=== GIVEN DATA ===
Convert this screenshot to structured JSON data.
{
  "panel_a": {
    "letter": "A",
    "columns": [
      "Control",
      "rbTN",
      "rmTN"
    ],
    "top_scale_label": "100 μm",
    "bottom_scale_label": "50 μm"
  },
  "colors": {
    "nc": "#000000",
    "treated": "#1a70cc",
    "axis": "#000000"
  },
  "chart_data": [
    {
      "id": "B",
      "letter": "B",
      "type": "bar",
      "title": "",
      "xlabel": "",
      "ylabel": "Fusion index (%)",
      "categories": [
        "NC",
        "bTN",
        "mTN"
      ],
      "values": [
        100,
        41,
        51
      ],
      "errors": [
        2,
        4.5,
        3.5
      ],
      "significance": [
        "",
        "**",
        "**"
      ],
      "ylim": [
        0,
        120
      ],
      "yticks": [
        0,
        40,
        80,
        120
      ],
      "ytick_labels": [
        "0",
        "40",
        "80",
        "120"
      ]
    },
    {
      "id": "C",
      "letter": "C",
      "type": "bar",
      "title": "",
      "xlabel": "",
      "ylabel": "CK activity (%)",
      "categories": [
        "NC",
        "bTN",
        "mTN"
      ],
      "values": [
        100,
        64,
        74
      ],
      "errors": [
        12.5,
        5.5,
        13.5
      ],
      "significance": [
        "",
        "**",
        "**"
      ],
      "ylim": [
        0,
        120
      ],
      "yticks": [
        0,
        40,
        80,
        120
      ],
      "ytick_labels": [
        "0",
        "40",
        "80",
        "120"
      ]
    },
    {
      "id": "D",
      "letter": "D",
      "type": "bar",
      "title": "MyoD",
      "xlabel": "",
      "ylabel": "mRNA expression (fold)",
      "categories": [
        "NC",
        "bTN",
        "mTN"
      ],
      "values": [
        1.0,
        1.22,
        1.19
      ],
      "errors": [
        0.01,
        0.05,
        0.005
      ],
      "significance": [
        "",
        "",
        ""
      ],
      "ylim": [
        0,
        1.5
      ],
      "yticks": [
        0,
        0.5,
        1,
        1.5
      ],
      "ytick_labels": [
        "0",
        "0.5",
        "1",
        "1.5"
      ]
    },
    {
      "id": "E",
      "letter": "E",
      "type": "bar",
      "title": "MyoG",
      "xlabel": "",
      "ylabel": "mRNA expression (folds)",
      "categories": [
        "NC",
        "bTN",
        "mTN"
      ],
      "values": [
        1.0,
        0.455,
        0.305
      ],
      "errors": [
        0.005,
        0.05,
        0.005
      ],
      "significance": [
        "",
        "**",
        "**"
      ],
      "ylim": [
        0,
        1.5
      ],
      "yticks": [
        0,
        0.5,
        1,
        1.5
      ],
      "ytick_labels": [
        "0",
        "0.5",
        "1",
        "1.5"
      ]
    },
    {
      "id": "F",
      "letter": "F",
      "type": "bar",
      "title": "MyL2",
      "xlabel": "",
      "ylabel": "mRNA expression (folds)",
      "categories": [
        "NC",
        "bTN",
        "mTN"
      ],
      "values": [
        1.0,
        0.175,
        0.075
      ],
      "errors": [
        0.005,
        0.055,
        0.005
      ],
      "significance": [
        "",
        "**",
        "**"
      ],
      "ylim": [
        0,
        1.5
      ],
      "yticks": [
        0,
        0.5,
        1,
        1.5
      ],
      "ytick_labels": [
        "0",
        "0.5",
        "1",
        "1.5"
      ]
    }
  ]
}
===
=== GIVEN DATA ===
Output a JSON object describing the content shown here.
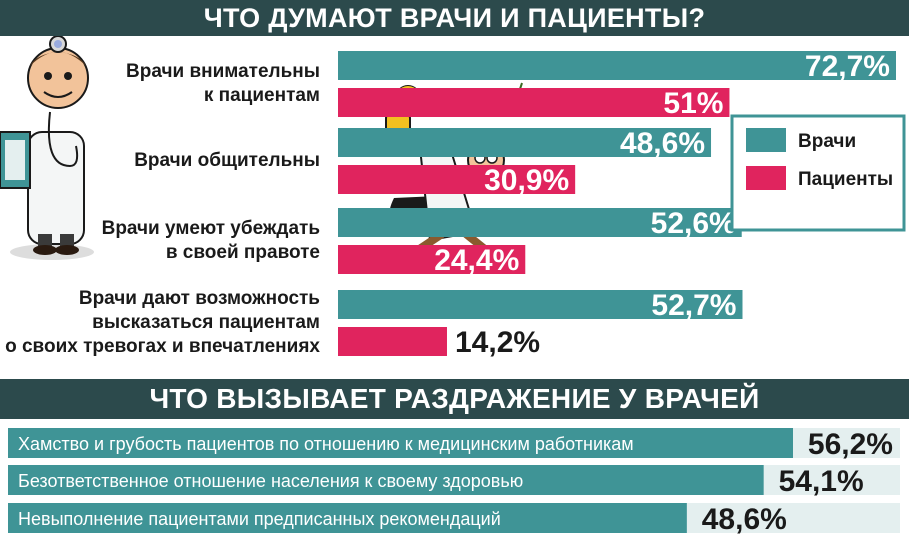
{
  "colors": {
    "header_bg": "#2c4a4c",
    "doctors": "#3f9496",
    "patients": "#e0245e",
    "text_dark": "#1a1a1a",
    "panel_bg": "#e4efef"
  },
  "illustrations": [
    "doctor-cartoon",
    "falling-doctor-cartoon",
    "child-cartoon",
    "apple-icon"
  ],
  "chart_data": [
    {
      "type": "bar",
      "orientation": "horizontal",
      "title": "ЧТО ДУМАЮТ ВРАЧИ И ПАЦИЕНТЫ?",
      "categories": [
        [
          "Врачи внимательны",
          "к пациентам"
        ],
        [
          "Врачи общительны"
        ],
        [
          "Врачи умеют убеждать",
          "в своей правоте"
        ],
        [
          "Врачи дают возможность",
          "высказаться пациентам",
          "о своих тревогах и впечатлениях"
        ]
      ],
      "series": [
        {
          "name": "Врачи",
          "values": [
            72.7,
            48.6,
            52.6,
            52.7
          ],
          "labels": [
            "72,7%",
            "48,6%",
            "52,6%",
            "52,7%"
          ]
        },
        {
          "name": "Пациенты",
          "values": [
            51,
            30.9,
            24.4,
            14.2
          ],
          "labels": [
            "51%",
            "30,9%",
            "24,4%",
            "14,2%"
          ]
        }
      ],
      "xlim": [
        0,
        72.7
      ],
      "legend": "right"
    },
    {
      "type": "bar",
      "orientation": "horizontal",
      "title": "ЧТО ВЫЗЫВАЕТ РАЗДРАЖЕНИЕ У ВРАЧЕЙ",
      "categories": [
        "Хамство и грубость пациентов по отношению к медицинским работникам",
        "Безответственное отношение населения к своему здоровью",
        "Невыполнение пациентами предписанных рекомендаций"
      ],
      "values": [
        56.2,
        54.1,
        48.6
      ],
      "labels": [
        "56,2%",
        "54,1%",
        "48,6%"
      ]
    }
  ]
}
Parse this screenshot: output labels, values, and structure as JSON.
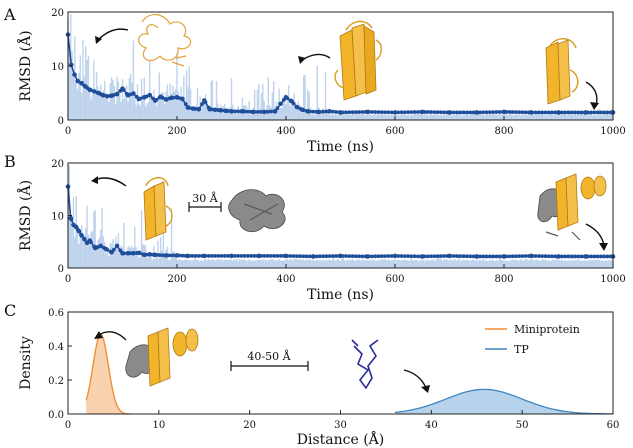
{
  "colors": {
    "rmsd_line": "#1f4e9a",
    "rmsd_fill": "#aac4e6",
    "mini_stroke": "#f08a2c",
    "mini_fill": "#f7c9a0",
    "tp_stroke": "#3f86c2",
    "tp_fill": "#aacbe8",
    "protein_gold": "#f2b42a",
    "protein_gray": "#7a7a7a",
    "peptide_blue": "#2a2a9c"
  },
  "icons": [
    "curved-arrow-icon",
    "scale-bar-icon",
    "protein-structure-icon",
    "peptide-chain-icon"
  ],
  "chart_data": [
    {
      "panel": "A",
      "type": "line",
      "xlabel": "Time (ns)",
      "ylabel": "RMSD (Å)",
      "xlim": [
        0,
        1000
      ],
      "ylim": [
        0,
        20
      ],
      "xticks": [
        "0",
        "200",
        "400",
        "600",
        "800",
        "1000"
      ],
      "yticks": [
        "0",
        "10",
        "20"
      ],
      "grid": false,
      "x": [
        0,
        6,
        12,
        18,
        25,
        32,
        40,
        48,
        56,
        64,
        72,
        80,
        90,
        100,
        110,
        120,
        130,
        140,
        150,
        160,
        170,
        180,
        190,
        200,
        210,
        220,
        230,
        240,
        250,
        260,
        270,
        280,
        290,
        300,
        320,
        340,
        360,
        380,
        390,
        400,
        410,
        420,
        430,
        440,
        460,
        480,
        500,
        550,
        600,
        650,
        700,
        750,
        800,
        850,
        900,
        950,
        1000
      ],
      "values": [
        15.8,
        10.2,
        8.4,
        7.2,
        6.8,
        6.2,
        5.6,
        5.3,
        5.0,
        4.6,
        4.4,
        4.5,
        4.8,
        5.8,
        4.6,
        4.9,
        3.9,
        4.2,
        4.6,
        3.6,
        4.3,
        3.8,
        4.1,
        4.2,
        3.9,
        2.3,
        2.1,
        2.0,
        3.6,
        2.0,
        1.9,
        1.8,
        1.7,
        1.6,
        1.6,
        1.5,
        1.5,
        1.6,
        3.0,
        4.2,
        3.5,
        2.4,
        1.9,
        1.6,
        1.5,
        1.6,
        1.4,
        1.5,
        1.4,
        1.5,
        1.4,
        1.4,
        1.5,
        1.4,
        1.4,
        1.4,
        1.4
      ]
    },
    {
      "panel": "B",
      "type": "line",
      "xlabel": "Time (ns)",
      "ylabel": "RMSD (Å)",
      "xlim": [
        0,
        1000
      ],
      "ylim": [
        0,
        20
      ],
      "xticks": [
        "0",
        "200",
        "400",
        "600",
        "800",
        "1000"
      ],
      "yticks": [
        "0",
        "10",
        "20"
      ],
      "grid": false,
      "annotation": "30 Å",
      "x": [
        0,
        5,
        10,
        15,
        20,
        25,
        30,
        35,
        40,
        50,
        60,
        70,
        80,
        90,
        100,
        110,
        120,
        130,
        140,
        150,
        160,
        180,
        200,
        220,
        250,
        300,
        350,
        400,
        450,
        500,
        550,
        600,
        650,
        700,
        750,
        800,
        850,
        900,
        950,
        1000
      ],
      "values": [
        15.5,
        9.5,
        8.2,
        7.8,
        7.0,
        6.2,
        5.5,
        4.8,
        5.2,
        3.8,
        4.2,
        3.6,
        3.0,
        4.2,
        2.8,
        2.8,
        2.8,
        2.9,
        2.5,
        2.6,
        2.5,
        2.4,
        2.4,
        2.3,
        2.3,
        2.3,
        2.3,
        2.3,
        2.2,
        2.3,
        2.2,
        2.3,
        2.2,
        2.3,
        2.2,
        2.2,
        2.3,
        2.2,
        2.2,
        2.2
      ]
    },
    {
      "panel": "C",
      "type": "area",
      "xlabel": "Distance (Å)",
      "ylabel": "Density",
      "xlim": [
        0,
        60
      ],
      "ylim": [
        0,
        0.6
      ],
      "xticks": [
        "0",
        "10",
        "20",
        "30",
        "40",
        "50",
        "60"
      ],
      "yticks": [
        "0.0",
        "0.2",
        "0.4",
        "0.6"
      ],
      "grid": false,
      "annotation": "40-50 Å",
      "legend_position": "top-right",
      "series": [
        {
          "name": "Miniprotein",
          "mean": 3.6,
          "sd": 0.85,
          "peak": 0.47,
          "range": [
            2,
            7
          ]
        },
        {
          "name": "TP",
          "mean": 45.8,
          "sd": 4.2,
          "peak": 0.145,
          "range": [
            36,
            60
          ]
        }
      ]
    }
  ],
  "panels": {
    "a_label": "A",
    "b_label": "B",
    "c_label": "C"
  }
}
===
Check each line of the entries for the string "name". Copy the lines that have it.

> [RESULT]
          "name": "Врачи",
          "name": "Пациенты",
          "name": "Miniprotein",
          "name": "TP",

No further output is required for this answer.